Instructions for the task: Show all lines holding "словарь".

Data listing:
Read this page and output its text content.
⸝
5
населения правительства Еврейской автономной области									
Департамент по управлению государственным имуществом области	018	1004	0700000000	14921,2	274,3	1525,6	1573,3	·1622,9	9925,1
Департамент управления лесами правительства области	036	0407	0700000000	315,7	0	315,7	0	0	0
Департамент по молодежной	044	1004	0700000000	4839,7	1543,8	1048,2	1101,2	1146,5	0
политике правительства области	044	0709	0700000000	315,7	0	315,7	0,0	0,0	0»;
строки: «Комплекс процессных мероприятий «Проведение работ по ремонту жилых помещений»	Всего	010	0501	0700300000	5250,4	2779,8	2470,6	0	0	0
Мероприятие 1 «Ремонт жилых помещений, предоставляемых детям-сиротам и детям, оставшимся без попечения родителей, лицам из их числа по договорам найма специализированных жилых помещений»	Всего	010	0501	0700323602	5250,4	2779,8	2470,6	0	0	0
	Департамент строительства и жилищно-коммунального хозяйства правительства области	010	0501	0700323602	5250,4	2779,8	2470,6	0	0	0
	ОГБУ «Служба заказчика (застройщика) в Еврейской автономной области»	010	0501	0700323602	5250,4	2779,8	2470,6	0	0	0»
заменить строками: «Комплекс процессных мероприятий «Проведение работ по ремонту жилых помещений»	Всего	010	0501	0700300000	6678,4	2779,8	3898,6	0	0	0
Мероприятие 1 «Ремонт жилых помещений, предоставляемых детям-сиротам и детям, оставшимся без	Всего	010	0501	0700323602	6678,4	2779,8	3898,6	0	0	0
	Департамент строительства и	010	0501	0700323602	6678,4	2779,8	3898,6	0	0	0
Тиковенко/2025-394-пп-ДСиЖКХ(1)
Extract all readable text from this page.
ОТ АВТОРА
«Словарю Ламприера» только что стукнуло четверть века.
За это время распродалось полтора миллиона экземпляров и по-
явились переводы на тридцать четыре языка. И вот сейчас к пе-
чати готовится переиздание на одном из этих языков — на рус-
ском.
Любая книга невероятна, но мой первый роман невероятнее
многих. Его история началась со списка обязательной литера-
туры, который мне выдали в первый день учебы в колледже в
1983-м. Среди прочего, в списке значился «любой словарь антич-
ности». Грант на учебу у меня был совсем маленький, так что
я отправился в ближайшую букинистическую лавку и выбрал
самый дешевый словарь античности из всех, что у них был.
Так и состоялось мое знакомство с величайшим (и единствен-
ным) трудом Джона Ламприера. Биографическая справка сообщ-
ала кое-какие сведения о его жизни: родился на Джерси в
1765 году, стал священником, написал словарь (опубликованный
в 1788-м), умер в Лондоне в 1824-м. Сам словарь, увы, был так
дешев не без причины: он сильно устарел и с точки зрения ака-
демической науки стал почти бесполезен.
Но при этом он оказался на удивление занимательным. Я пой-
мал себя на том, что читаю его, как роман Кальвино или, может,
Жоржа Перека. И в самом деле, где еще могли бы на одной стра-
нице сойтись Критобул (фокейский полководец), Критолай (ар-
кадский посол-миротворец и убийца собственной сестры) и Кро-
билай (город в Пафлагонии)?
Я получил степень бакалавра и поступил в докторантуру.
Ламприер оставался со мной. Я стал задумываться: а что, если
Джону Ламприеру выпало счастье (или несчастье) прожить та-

Task result:
1983-м. Среди прочего, в списке значился «любой словарь антич-
самый дешевый словарь античности из всех, что у них был.
1765 году, стал священником, написал словарь (опубликованный
в 1788-м), умер в Лондоне в 1824-м. Сам словарь, увы, был так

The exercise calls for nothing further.